Check each line of the material. Copy those containing "document".

○ ○ ○ ○ ○

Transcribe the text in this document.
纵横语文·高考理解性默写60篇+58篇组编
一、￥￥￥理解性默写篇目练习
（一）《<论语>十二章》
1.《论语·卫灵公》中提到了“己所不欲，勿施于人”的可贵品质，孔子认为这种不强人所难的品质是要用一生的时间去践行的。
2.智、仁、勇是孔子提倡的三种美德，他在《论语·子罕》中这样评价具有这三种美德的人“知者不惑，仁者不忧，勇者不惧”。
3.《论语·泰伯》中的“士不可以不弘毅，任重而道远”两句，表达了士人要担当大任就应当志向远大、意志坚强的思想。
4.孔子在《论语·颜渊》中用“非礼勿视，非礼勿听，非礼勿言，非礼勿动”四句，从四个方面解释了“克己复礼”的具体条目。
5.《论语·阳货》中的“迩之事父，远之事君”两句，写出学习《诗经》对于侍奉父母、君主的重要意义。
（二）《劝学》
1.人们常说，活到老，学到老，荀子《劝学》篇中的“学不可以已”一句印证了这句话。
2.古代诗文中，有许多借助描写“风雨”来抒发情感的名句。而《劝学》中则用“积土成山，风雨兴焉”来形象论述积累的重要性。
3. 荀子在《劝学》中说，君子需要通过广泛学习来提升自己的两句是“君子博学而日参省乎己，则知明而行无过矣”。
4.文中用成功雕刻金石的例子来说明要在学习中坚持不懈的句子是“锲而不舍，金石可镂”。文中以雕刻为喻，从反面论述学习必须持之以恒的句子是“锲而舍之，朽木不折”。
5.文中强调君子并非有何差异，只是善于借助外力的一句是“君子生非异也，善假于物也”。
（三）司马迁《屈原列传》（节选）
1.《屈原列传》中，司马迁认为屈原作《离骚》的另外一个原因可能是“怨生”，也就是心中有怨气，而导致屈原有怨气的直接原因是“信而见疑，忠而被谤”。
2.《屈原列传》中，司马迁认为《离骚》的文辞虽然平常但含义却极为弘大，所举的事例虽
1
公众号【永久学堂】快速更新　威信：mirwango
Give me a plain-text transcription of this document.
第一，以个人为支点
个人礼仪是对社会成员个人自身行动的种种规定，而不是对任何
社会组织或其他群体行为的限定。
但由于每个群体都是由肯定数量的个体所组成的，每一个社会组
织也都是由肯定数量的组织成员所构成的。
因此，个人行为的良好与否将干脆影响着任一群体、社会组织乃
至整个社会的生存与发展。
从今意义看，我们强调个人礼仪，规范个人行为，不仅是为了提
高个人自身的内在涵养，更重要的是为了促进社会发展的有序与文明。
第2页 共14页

○ ○ ○ ○ ○

[The output]
Transcribe the text in this document.
Give me a plain-text transcription of this document.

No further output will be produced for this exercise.